» **Your task**: All of the data that follows should be retyped exactly, please, except the pictures.

» **Data entries**:
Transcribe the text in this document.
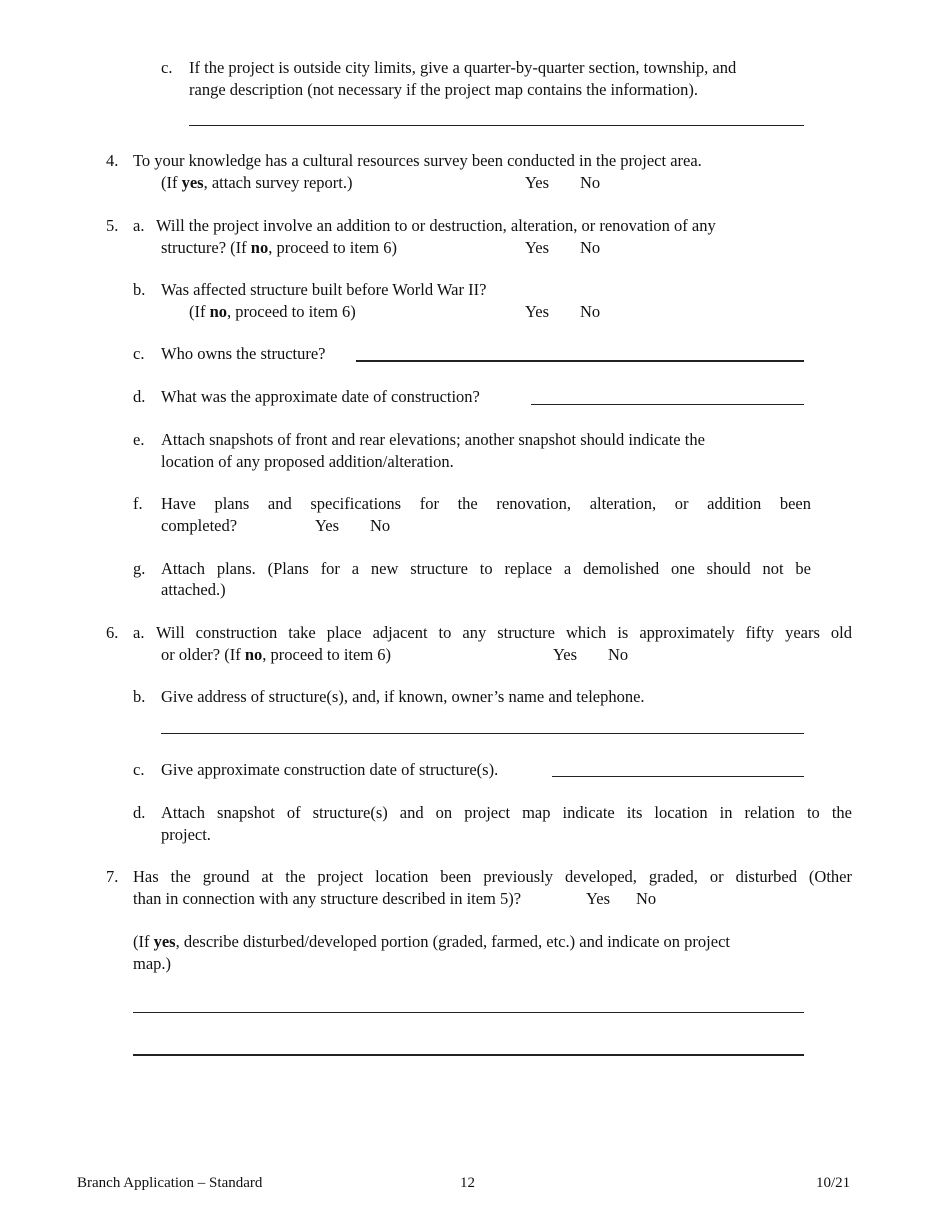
c. If the project is outside city limits, give a quarter-by-quarter section, township, and
range description (not necessary if the project map contains the information).
4. To your knowledge has a cultural resources survey been conducted in the project area.
(If yes, attach survey report.)	Yes No
5. a. Will the project involve an addition to or destruction, alteration, or renovation of any
structure? (If no, proceed to item 6)	Yes No
b. Was affected structure built before World War II?
(If no, proceed to item 6)	Yes No
c. Who owns the structure?
d. What was the approximate date of construction?
e. Attach snapshots of front and rear elevations; another snapshot should indicate the
location of any proposed addition/alteration.
f. Have plans and specifications for the renovation, alteration, or addition been
completed?	Yes No
g. Attach plans. (Plans for a new structure to replace a demolished one should not be
attached.)
6. a. Will construction take place adjacent to any structure which is approximately fifty years old
or older? (If no, proceed to item 6)	Yes No
b. Give address of structure(s), and, if known, owner’s name and telephone.
c. Give approximate construction date of structure(s).
d. Attach snapshot of structure(s) and on project map indicate its location in relation to the
project.
7. Has the ground at the project location been previously developed, graded, or disturbed (Other
than in connection with any structure described in item 5)?	Yes No
(If yes, describe disturbed/developed portion (graded, farmed, etc.) and indicate on project
map.)
Branch Application – Standard	12	10/21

» **Written response**:
Transcribe the text in this document.
c. If the project is outside city limits, give a quarter-by-quarter section, township, and
range description (not necessary if the project map contains the information).
4. To your knowledge has a cultural resources survey been conducted in the project area.
(If yes, attach survey report.)	Yes No
5. a. Will the project involve an addition to or destruction, alteration, or renovation of any
structure? (If no, proceed to item 6)	Yes No
b. Was affected structure built before World War II?
(If no, proceed to item 6)	Yes No
c. Who owns the structure?
d. What was the approximate date of construction?
e. Attach snapshots of front and rear elevations; another snapshot should indicate the
location of any proposed addition/alteration.
f. Have plans and specifications for the renovation, alteration, or addition been
completed?	Yes No
g. Attach plans. (Plans for a new structure to replace a demolished one should not be
attached.)
6. a. Will construction take place adjacent to any structure which is approximately fifty years old
or older? (If no, proceed to item 6)	Yes No
b. Give address of structure(s), and, if known, owner’s name and telephone.
c. Give approximate construction date of structure(s).
d. Attach snapshot of structure(s) and on project map indicate its location in relation to the
project.
7. Has the ground at the project location been previously developed, graded, or disturbed (Other
than in connection with any structure described in item 5)?	Yes No
(If yes, describe disturbed/developed portion (graded, farmed, etc.) and indicate on project
map.)
Branch Application – Standard	12	10/21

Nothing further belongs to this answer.